TASK MATERIAL:
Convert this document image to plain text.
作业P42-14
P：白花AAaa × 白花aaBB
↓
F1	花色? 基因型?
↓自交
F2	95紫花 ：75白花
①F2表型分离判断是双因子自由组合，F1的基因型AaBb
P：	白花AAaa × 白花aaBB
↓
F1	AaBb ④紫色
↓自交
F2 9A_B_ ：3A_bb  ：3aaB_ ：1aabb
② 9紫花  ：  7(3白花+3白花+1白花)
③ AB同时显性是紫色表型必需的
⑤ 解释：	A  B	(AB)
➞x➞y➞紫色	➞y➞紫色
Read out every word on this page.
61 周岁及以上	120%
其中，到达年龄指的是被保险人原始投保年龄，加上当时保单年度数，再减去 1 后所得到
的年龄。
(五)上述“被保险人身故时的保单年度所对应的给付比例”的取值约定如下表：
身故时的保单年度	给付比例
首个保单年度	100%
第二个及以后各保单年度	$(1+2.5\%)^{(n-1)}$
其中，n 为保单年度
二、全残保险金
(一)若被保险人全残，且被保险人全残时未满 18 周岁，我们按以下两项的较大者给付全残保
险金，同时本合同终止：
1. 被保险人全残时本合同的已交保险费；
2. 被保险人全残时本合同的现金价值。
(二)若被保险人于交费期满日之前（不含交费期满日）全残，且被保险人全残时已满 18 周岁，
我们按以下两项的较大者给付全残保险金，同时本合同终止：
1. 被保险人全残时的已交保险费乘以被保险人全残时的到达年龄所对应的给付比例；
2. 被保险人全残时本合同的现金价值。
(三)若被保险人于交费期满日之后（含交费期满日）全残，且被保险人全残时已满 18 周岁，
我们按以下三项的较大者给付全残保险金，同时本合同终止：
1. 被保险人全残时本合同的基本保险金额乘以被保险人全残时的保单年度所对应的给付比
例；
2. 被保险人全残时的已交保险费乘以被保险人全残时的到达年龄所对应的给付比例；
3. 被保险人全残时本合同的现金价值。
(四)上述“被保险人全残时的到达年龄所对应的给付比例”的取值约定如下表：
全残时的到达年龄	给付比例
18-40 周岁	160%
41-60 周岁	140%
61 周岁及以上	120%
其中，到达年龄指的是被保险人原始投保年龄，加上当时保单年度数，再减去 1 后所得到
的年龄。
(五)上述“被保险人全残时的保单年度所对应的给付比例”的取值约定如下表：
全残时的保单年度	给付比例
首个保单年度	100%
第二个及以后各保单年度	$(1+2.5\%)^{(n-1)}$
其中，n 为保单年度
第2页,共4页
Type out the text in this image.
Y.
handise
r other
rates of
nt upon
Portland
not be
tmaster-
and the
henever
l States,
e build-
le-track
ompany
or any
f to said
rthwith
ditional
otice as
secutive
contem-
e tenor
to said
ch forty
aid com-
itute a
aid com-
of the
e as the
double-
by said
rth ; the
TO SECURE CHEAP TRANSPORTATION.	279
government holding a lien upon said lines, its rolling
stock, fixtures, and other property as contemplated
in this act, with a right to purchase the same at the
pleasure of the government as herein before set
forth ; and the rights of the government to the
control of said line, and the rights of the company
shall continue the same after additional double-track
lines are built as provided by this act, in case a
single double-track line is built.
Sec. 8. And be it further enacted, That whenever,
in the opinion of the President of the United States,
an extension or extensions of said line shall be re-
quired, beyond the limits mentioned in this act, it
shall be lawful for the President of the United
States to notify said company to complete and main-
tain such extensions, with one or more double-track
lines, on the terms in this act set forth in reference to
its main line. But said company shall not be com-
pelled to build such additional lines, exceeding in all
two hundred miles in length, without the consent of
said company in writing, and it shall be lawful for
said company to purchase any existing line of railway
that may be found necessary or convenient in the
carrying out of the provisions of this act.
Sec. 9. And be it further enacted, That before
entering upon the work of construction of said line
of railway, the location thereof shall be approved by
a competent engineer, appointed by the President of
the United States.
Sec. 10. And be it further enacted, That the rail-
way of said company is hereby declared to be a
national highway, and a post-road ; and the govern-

WHAT THIS TASK INVOLVES:
Return the entries above exactly, each one complete.

SOLUTION TO THIS PROBLEM:
Convert this document image to plain text.
作业P42-14
P：白花AAaa × 白花aaBB
↓
F1	花色? 基因型?
↓自交
F2	95紫花 ：75白花
①F2表型分离判断是双因子自由组合，F1的基因型AaBb
P：	白花AAaa × 白花aaBB
↓
F1	AaBb ④紫色
↓自交
F2 9A_B_ ：3A_bb  ：3aaB_ ：1aabb
② 9紫花  ：  7(3白花+3白花+1白花)
③ AB同时显性是紫色表型必需的
⑤ 解释：	A  B	(AB)
➞x➞y➞紫色	➞y➞紫色
Read out every word on this page.
61 周岁及以上	120%
其中，到达年龄指的是被保险人原始投保年龄，加上当时保单年度数，再减去 1 后所得到
的年龄。
(五)上述“被保险人身故时的保单年度所对应的给付比例”的取值约定如下表：
身故时的保单年度	给付比例
首个保单年度	100%
第二个及以后各保单年度	$(1+2.5\%)^{(n-1)}$
其中，n 为保单年度
二、全残保险金
(一)若被保险人全残，且被保险人全残时未满 18 周岁，我们按以下两项的较大者给付全残保
险金，同时本合同终止：
1. 被保险人全残时本合同的已交保险费；
2. 被保险人全残时本合同的现金价值。
(二)若被保险人于交费期满日之前（不含交费期满日）全残，且被保险人全残时已满 18 周岁，
我们按以下两项的较大者给付全残保险金，同时本合同终止：
1. 被保险人全残时的已交保险费乘以被保险人全残时的到达年龄所对应的给付比例；
2. 被保险人全残时本合同的现金价值。
(三)若被保险人于交费期满日之后（含交费期满日）全残，且被保险人全残时已满 18 周岁，
我们按以下三项的较大者给付全残保险金，同时本合同终止：
1. 被保险人全残时本合同的基本保险金额乘以被保险人全残时的保单年度所对应的给付比
例；
2. 被保险人全残时的已交保险费乘以被保险人全残时的到达年龄所对应的给付比例；
3. 被保险人全残时本合同的现金价值。
(四)上述“被保险人全残时的到达年龄所对应的给付比例”的取值约定如下表：
全残时的到达年龄	给付比例
18-40 周岁	160%
41-60 周岁	140%
61 周岁及以上	120%
其中，到达年龄指的是被保险人原始投保年龄，加上当时保单年度数，再减去 1 后所得到
的年龄。
(五)上述“被保险人全残时的保单年度所对应的给付比例”的取值约定如下表：
全残时的保单年度	给付比例
首个保单年度	100%
第二个及以后各保单年度	$(1+2.5\%)^{(n-1)}$
其中，n 为保单年度
第2页,共4页
Type out the text in this image.
Y.
handise
r other
rates of
nt upon
Portland
not be
tmaster-
and the
henever
l States,
e build-
le-track
ompany
or any
f to said
rthwith
ditional
otice as
secutive
contem-
e tenor
to said
ch forty
aid com-
itute a
aid com-
of the
e as the
double-
by said
rth ; the
TO SECURE CHEAP TRANSPORTATION.	279
government holding a lien upon said lines, its rolling
stock, fixtures, and other property as contemplated
in this act, with a right to purchase the same at the
pleasure of the government as herein before set
forth ; and the rights of the government to the
control of said line, and the rights of the company
shall continue the same after additional double-track
lines are built as provided by this act, in case a
single double-track line is built.
Sec. 8. And be it further enacted, That whenever,
in the opinion of the President of the United States,
an extension or extensions of said line shall be re-
quired, beyond the limits mentioned in this act, it
shall be lawful for the President of the United
States to notify said company to complete and main-
tain such extensions, with one or more double-track
lines, on the terms in this act set forth in reference to
its main line. But said company shall not be com-
pelled to build such additional lines, exceeding in all
two hundred miles in length, without the consent of
said company in writing, and it shall be lawful for
said company to purchase any existing line of railway
that may be found necessary or convenient in the
carrying out of the provisions of this act.
Sec. 9. And be it further enacted, That before
entering upon the work of construction of said line
of railway, the location thereof shall be approved by
a competent engineer, appointed by the President of
the United States.
Sec. 10. And be it further enacted, That the rail-
way of said company is hereby declared to be a
national highway, and a post-road ; and the govern-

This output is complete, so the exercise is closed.